> **THE EXERCISE**
What follows is a set of records; restate each one word for word and drop the pictures.

> **RECORDS SUPPLIED**
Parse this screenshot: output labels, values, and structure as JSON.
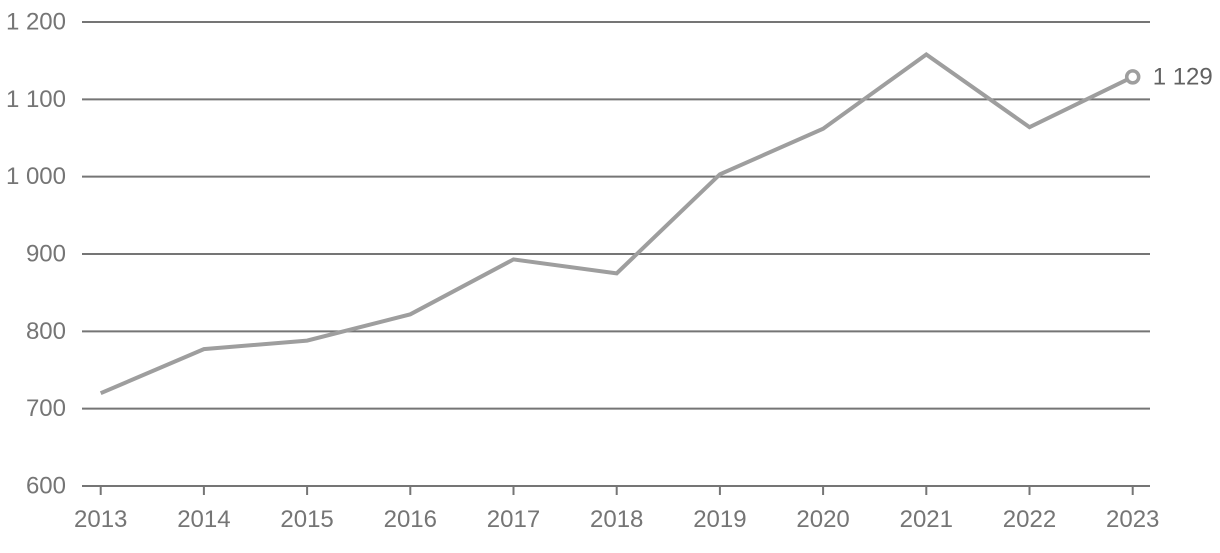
{
  "chart_data": {
    "type": "line",
    "categories": [
      "2013",
      "2014",
      "2015",
      "2016",
      "2017",
      "2018",
      "2019",
      "2020",
      "2021",
      "2022",
      "2023"
    ],
    "values": [
      720,
      777,
      788,
      822,
      893,
      875,
      1003,
      1062,
      1158,
      1064,
      1129
    ],
    "title": "",
    "xlabel": "",
    "ylabel": "",
    "ylim": [
      600,
      1200
    ],
    "yticks": [
      {
        "value": 600,
        "label": "600"
      },
      {
        "value": 700,
        "label": "700"
      },
      {
        "value": 800,
        "label": "800"
      },
      {
        "value": 900,
        "label": "900"
      },
      {
        "value": 1000,
        "label": "1 000"
      },
      {
        "value": 1100,
        "label": "1 100"
      },
      {
        "value": 1200,
        "label": "1 200"
      }
    ],
    "grid": true,
    "legend": "none",
    "end_point_label": "1 129",
    "colors": {
      "line": "#9e9e9e",
      "grid": "#757575",
      "axis_text": "#757575",
      "end_label_text": "#616161",
      "marker_fill": "#ffffff",
      "marker_stroke": "#9e9e9e"
    }
  }
}
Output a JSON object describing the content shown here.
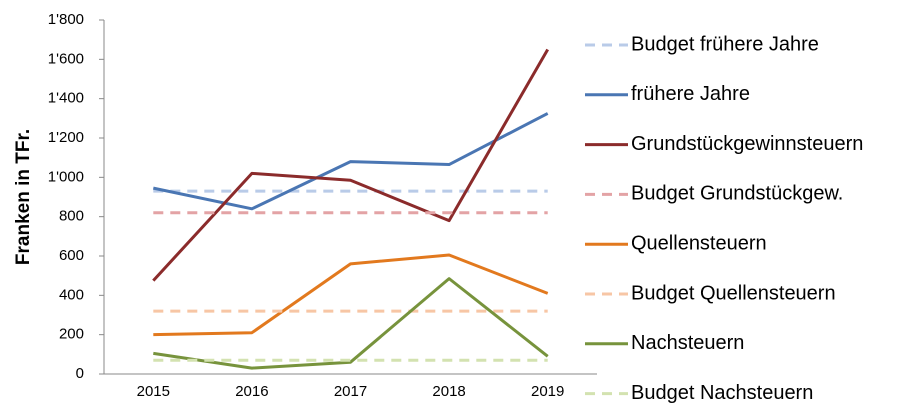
{
  "chart_data": {
    "type": "line",
    "ylabel": "Franken in TFr.",
    "categories": [
      "2015",
      "2016",
      "2017",
      "2018",
      "2019"
    ],
    "ylim": [
      0,
      1800
    ],
    "yticks": [
      0,
      200,
      400,
      600,
      800,
      {
        "value": 1000,
        "label": "1'000"
      },
      {
        "value": 1200,
        "label": "1'200"
      },
      {
        "value": 1400,
        "label": "1'400"
      },
      {
        "value": 1600,
        "label": "1'600"
      },
      {
        "value": 1800,
        "label": "1'800"
      }
    ],
    "legend": "right",
    "series": [
      {
        "name": "Budget frühere Jahre",
        "color": "#b9cbe8",
        "dashed": true,
        "values": [
          930,
          930,
          930,
          930,
          930
        ]
      },
      {
        "name": "frühere Jahre",
        "color": "#4a76b3",
        "values": [
          945,
          840,
          1080,
          1065,
          1325
        ]
      },
      {
        "name": "Grundstückgewinnsteuern",
        "color": "#8b2b2b",
        "values": [
          475,
          1020,
          985,
          780,
          1650
        ]
      },
      {
        "name": "Budget Grundstückgew.",
        "color": "#e3a3a5",
        "dashed": true,
        "values": [
          820,
          820,
          820,
          820,
          820
        ]
      },
      {
        "name": "Quellensteuern",
        "color": "#e2791e",
        "values": [
          200,
          210,
          560,
          605,
          410
        ]
      },
      {
        "name": "Budget Quellensteuern",
        "color": "#f7c6a5",
        "dashed": true,
        "values": [
          320,
          320,
          320,
          320,
          320
        ]
      },
      {
        "name": "Nachsteuern",
        "color": "#77933c",
        "values": [
          105,
          30,
          60,
          485,
          90
        ]
      },
      {
        "name": "Budget Nachsteuern",
        "color": "#d3e2b0",
        "dashed": true,
        "values": [
          70,
          70,
          70,
          70,
          70
        ]
      }
    ]
  }
}
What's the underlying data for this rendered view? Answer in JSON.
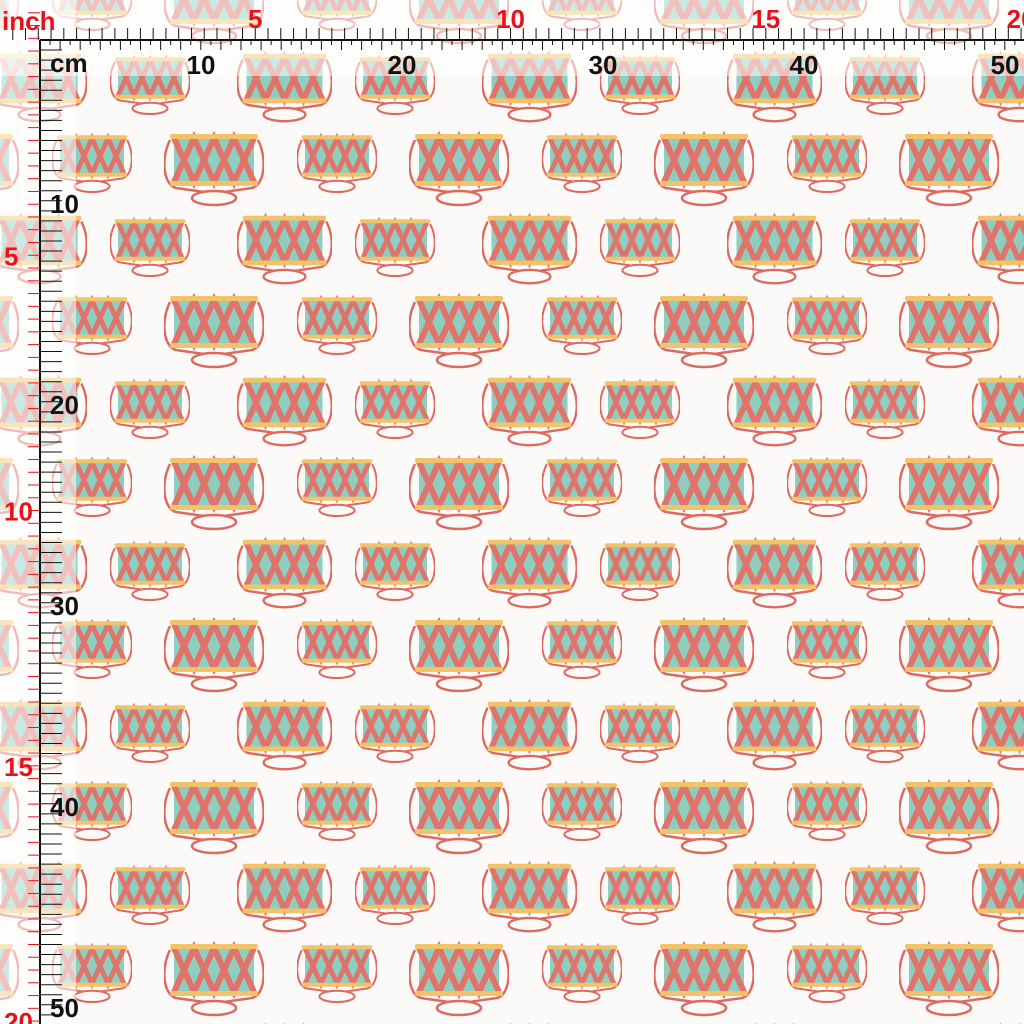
{
  "rulers": {
    "top": {
      "inch_unit": "inch",
      "inch_labels": [
        5,
        10,
        15,
        20
      ],
      "cm_unit": "cm",
      "cm_labels": [
        10,
        20,
        30,
        40,
        50
      ]
    },
    "left": {
      "cm_labels": [
        10,
        20,
        30,
        40,
        50
      ],
      "inch_labels": [
        5,
        10,
        15,
        20
      ]
    }
  }
}
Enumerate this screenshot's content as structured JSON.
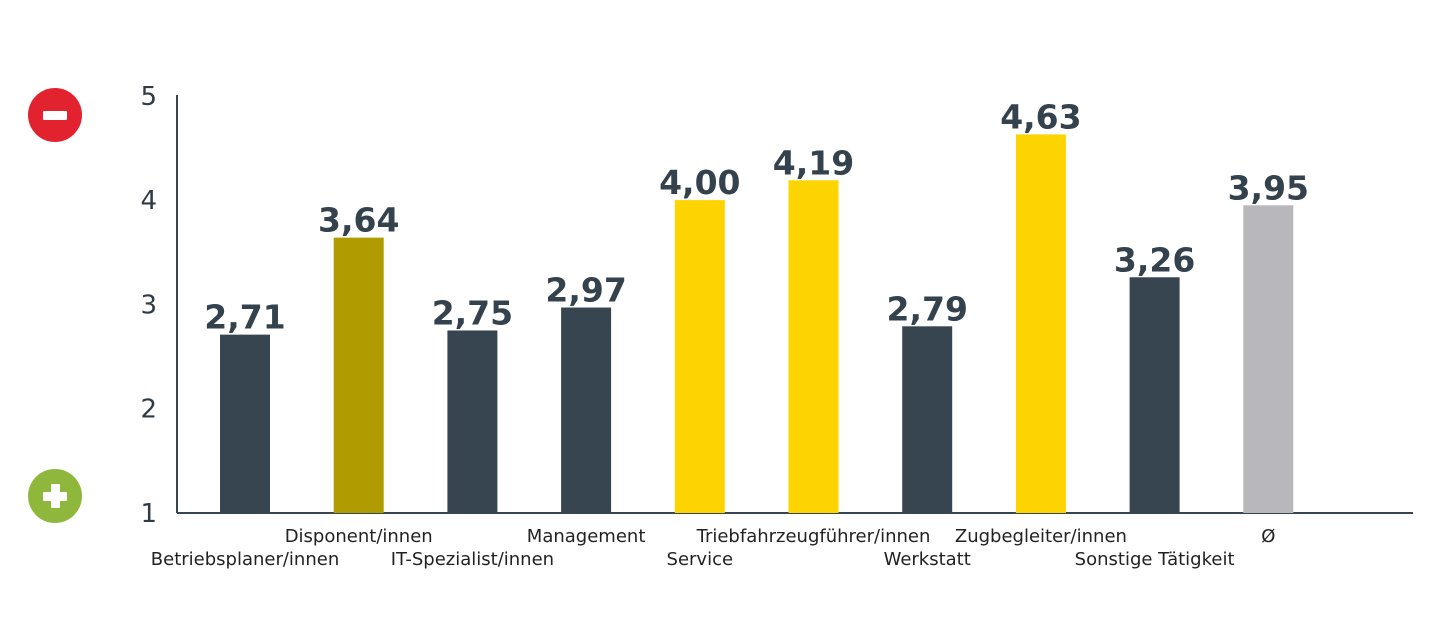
{
  "icons": {
    "top": "minus-icon",
    "bottom": "plus-icon",
    "top_color": "#e2222e",
    "bottom_color": "#8fb73c"
  },
  "chart_data": {
    "type": "bar",
    "categories": [
      "Betriebsplaner/innen",
      "Disponent/innen",
      "IT-Spezialist/innen",
      "Management",
      "Service",
      "Triebfahrzeugführer/innen",
      "Werkstatt",
      "Zugbegleiter/innen",
      "Sonstige Tätigkeit",
      "Ø"
    ],
    "values": [
      2.71,
      3.64,
      2.75,
      2.97,
      4.0,
      4.19,
      2.79,
      4.63,
      3.26,
      3.95
    ],
    "value_labels": [
      "2,71",
      "3,64",
      "2,75",
      "2,97",
      "4,00",
      "4,19",
      "2,79",
      "4,63",
      "3,26",
      "3,95"
    ],
    "colors": [
      "#36454f",
      "#b09b00",
      "#36454f",
      "#36454f",
      "#fdd300",
      "#fdd300",
      "#36454f",
      "#fdd300",
      "#36454f",
      "#b8b8bc"
    ],
    "ylim": [
      1,
      5
    ],
    "yticks": [
      "1",
      "2",
      "3",
      "4",
      "5"
    ],
    "title": "",
    "xlabel": "",
    "ylabel": "",
    "grid": false
  }
}
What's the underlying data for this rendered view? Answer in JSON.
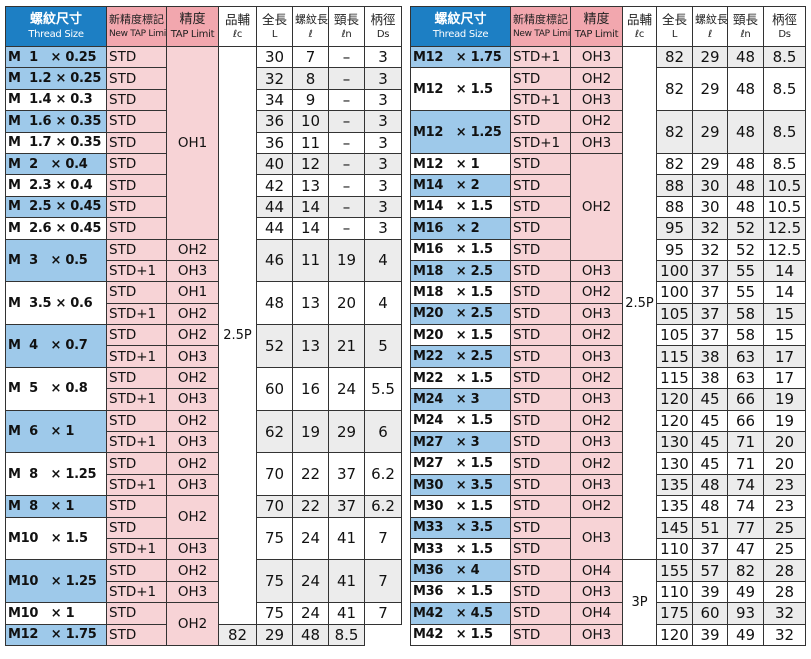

> **EXERCISE ANSWER**
Parse this screenshot: output labels, values, and structure as JSON.
{
  "chart_data": {
    "type": "line",
    "categories": [
      "2013",
      "2014",
      "2015",
      "2016",
      "2017",
      "2018",
      "2019",
      "2020",
      "2021",
      "2022",
      "2023"
    ],
    "values": [
      720,
      777,
      788,
      822,
      893,
      875,
      1003,
      1062,
      1158,
      1064,
      1129
    ],
    "title": "",
    "xlabel": "",
    "ylabel": "",
    "ylim": [
      600,
      1200
    ],
    "yticks": [
      {
        "value": 600,
        "label": "600"
      },
      {
        "value": 700,
        "label": "700"
      },
      {
        "value": 800,
        "label": "800"
      },
      {
        "value": 900,
        "label": "900"
      },
      {
        "value": 1000,
        "label": "1 000"
      },
      {
        "value": 1100,
        "label": "1 100"
      },
      {
        "value": 1200,
        "label": "1 200"
      }
    ],
    "grid": true,
    "legend": "none",
    "end_point_label": "1 129",
    "colors": {
      "line": "#9e9e9e",
      "grid": "#757575",
      "axis_text": "#757575",
      "end_label_text": "#616161",
      "marker_fill": "#ffffff",
      "marker_stroke": "#9e9e9e"
    }
  }
}
Output a JSON object describing the content shown here.
{
  "chart_data": {
    "type": "line",
    "ylabel": "Franken in TFr.",
    "categories": [
      "2015",
      "2016",
      "2017",
      "2018",
      "2019"
    ],
    "ylim": [
      0,
      1800
    ],
    "yticks": [
      0,
      200,
      400,
      600,
      800,
      {
        "value": 1000,
        "label": "1'000"
      },
      {
        "value": 1200,
        "label": "1'200"
      },
      {
        "value": 1400,
        "label": "1'400"
      },
      {
        "value": 1600,
        "label": "1'600"
      },
      {
        "value": 1800,
        "label": "1'800"
      }
    ],
    "legend": "right",
    "series": [
      {
        "name": "Budget frühere Jahre",
        "color": "#b9cbe8",
        "dashed": true,
        "values": [
          930,
          930,
          930,
          930,
          930
        ]
      },
      {
        "name": "frühere Jahre",
        "color": "#4a76b3",
        "values": [
          945,
          840,
          1080,
          1065,
          1325
        ]
      },
      {
        "name": "Grundstückgewinnsteuern",
        "color": "#8b2b2b",
        "values": [
          475,
          1020,
          985,
          780,
          1650
        ]
      },
      {
        "name": "Budget Grundstückgew.",
        "color": "#e3a3a5",
        "dashed": true,
        "values": [
          820,
          820,
          820,
          820,
          820
        ]
      },
      {
        "name": "Quellensteuern",
        "color": "#e2791e",
        "values": [
          200,
          210,
          560,
          605,
          410
        ]
      },
      {
        "name": "Budget Quellensteuern",
        "color": "#f7c6a5",
        "dashed": true,
        "values": [
          320,
          320,
          320,
          320,
          320
        ]
      },
      {
        "name": "Nachsteuern",
        "color": "#77933c",
        "values": [
          105,
          30,
          60,
          485,
          90
        ]
      },
      {
        "name": "Budget Nachsteuern",
        "color": "#d3e2b0",
        "dashed": true,
        "values": [
          70,
          70,
          70,
          70,
          70
        ]
      }
    ]
  }
}
What's the underlying data for this rendered view? Answer in JSON.
{
  "rulers": {
    "top": {
      "inch_unit": "inch",
      "inch_labels": [
        5,
        10,
        15,
        20
      ],
      "cm_unit": "cm",
      "cm_labels": [
        10,
        20,
        30,
        40,
        50
      ]
    },
    "left": {
      "cm_labels": [
        10,
        20,
        30,
        40,
        50
      ],
      "inch_labels": [
        5,
        10,
        15,
        20
      ]
    }
  }
}
Enumerate this screenshot's content as structured JSON.
{
  "icons": {
    "top": "minus-icon",
    "bottom": "plus-icon",
    "top_color": "#e2222e",
    "bottom_color": "#8fb73c"
  },
  "chart_data": {
    "type": "bar",
    "categories": [
      "Betriebsplaner/innen",
      "Disponent/innen",
      "IT-Spezialist/innen",
      "Management",
      "Service",
      "Triebfahrzeugführer/innen",
      "Werkstatt",
      "Zugbegleiter/innen",
      "Sonstige Tätigkeit",
      "Ø"
    ],
    "values": [
      2.71,
      3.64,
      2.75,
      2.97,
      4.0,
      4.19,
      2.79,
      4.63,
      3.26,
      3.95
    ],
    "value_labels": [
      "2,71",
      "3,64",
      "2,75",
      "2,97",
      "4,00",
      "4,19",
      "2,79",
      "4,63",
      "3,26",
      "3,95"
    ],
    "colors": [
      "#36454f",
      "#b09b00",
      "#36454f",
      "#36454f",
      "#fdd300",
      "#fdd300",
      "#36454f",
      "#fdd300",
      "#36454f",
      "#b8b8bc"
    ],
    "ylim": [
      1,
      5
    ],
    "yticks": [
      "1",
      "2",
      "3",
      "4",
      "5"
    ],
    "title": "",
    "xlabel": "",
    "ylabel": "",
    "grid": false
  }
}
What's the underlying data for this rendered view? Answer in JSON.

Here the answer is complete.